What you have to do =
Within the material below, find each line bearing the word "Думы" and present it.

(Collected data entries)
'''

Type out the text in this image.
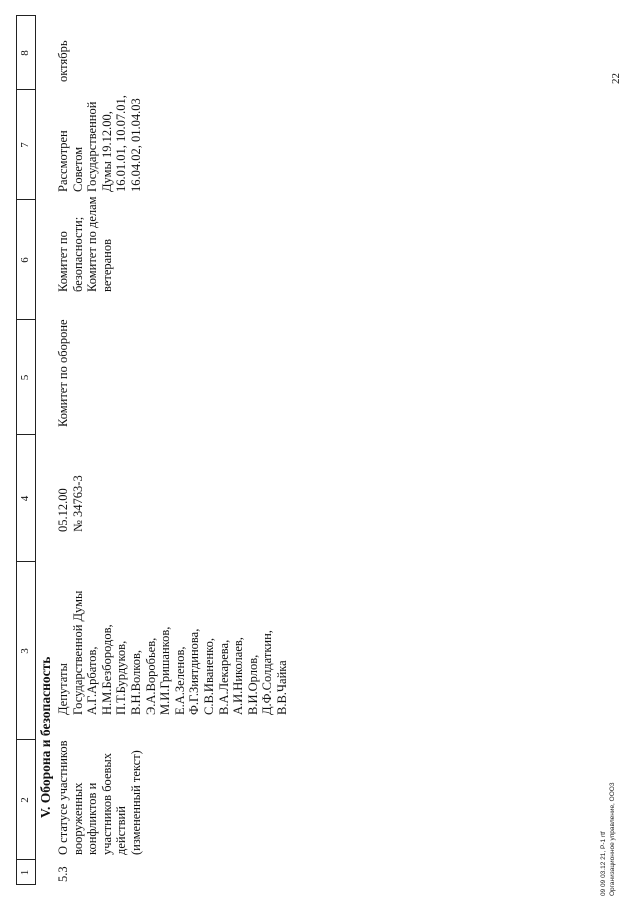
1
2
3
4
5
6
7
8
V. Оборона и безопасность
5.3
О статусе участников вооруженных конфликтов и участников боевых действий (измененный текст)
Депутаты Государственной Думы А.Г.Арбатов, Н.М.Безбородов, П.Т.Бурдуков, В.Н.Волков, Э.А.Воробьев, М.И.Гришанков, Е.А.Зеленов, Ф.Г.Зиятдинова, С.В.Иваненко, В.А.Лекарева, А.И.Николаев, В.И.Орлов, Д.Ф.Солдаткин, В.В.Чайка
05.12.00 № 34763-3
Комитет по обороне
Комитет по безопасности; Комитет по делам ветеранов
Рассмотрен Советом Государственной Думы 19.12.00, 16.01.01, 10.07.01, 16.04.02, 01.04.03
октябрь	22
09 09 03.12 21, Р-1 rtf Организационное управление, ООО3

'''

Written solution =
Депутаты Государственной Думы А.Г.Арбатов, Н.М.Безбородов, П.Т.Бурдуков, В.Н.Волков, Э.А.Воробьев, М.И.Гришанков, Е.А.Зеленов, Ф.Г.Зиятдинова, С.В.Иваненко, В.А.Лекарева, А.И.Николаев, В.И.Орлов, Д.Ф.Солдаткин, В.В.Чайка
Рассмотрен Советом Государственной Думы 19.12.00, 16.01.01, 10.07.01, 16.04.02, 01.04.03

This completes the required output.